(Stored data)
▼

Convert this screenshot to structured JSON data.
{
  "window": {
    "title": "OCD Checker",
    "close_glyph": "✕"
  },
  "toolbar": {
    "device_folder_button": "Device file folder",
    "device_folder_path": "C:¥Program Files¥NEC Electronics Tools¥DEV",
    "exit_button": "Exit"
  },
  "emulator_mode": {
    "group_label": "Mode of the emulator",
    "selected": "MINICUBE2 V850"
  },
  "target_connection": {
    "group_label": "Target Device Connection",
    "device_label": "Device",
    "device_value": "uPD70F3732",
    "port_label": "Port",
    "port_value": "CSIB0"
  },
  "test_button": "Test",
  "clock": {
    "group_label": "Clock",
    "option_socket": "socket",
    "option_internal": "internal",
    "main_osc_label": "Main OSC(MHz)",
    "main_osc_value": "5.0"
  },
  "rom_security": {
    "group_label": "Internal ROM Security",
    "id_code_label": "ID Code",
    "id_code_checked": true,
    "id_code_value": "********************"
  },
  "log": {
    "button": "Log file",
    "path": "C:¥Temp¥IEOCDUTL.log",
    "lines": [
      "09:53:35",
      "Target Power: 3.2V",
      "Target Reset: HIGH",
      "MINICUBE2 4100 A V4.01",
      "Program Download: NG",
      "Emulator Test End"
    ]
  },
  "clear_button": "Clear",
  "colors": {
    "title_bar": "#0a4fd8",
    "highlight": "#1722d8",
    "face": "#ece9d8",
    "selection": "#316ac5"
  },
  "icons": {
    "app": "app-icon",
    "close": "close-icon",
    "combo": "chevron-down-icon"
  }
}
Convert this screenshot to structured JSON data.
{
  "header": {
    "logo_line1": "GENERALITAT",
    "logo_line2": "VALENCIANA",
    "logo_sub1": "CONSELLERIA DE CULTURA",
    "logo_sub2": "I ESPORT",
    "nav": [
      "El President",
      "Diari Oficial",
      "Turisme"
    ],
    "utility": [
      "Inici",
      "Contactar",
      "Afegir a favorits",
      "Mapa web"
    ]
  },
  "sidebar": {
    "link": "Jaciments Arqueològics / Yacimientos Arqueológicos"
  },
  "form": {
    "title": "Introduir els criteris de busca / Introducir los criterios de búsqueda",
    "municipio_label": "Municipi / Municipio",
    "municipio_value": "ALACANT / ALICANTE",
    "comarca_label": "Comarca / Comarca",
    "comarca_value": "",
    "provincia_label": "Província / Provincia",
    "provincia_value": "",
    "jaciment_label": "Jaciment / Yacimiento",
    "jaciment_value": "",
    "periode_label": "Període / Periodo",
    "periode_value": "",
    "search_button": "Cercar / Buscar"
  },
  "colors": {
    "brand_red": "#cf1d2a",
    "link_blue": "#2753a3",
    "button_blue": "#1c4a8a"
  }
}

▲

Output all of the data again, exactly.

◆ Solution for this exercise
Convert this screenshot to structured JSON data.
{
  "window": {
    "title": "OCD Checker",
    "close_glyph": "✕"
  },
  "toolbar": {
    "device_folder_button": "Device file folder",
    "device_folder_path": "C:¥Program Files¥NEC Electronics Tools¥DEV",
    "exit_button": "Exit"
  },
  "emulator_mode": {
    "group_label": "Mode of the emulator",
    "selected": "MINICUBE2 V850"
  },
  "target_connection": {
    "group_label": "Target Device Connection",
    "device_label": "Device",
    "device_value": "uPD70F3732",
    "port_label": "Port",
    "port_value": "CSIB0"
  },
  "test_button": "Test",
  "clock": {
    "group_label": "Clock",
    "option_socket": "socket",
    "option_internal": "internal",
    "main_osc_label": "Main OSC(MHz)",
    "main_osc_value": "5.0"
  },
  "rom_security": {
    "group_label": "Internal ROM Security",
    "id_code_label": "ID Code",
    "id_code_checked": true,
    "id_code_value": "********************"
  },
  "log": {
    "button": "Log file",
    "path": "C:¥Temp¥IEOCDUTL.log",
    "lines": [
      "09:53:35",
      "Target Power: 3.2V",
      "Target Reset: HIGH",
      "MINICUBE2 4100 A V4.01",
      "Program Download: NG",
      "Emulator Test End"
    ]
  },
  "clear_button": "Clear",
  "colors": {
    "title_bar": "#0a4fd8",
    "highlight": "#1722d8",
    "face": "#ece9d8",
    "selection": "#316ac5"
  },
  "icons": {
    "app": "app-icon",
    "close": "close-icon",
    "combo": "chevron-down-icon"
  }
}
Convert this screenshot to structured JSON data.
{
  "header": {
    "logo_line1": "GENERALITAT",
    "logo_line2": "VALENCIANA",
    "logo_sub1": "CONSELLERIA DE CULTURA",
    "logo_sub2": "I ESPORT",
    "nav": [
      "El President",
      "Diari Oficial",
      "Turisme"
    ],
    "utility": [
      "Inici",
      "Contactar",
      "Afegir a favorits",
      "Mapa web"
    ]
  },
  "sidebar": {
    "link": "Jaciments Arqueològics / Yacimientos Arqueológicos"
  },
  "form": {
    "title": "Introduir els criteris de busca / Introducir los criterios de búsqueda",
    "municipio_label": "Municipi / Municipio",
    "municipio_value": "ALACANT / ALICANTE",
    "comarca_label": "Comarca / Comarca",
    "comarca_value": "",
    "provincia_label": "Província / Provincia",
    "provincia_value": "",
    "jaciment_label": "Jaciment / Yacimiento",
    "jaciment_value": "",
    "periode_label": "Període / Periodo",
    "periode_value": "",
    "search_button": "Cercar / Buscar"
  },
  "colors": {
    "brand_red": "#cf1d2a",
    "link_blue": "#2753a3",
    "button_blue": "#1c4a8a"
  }
}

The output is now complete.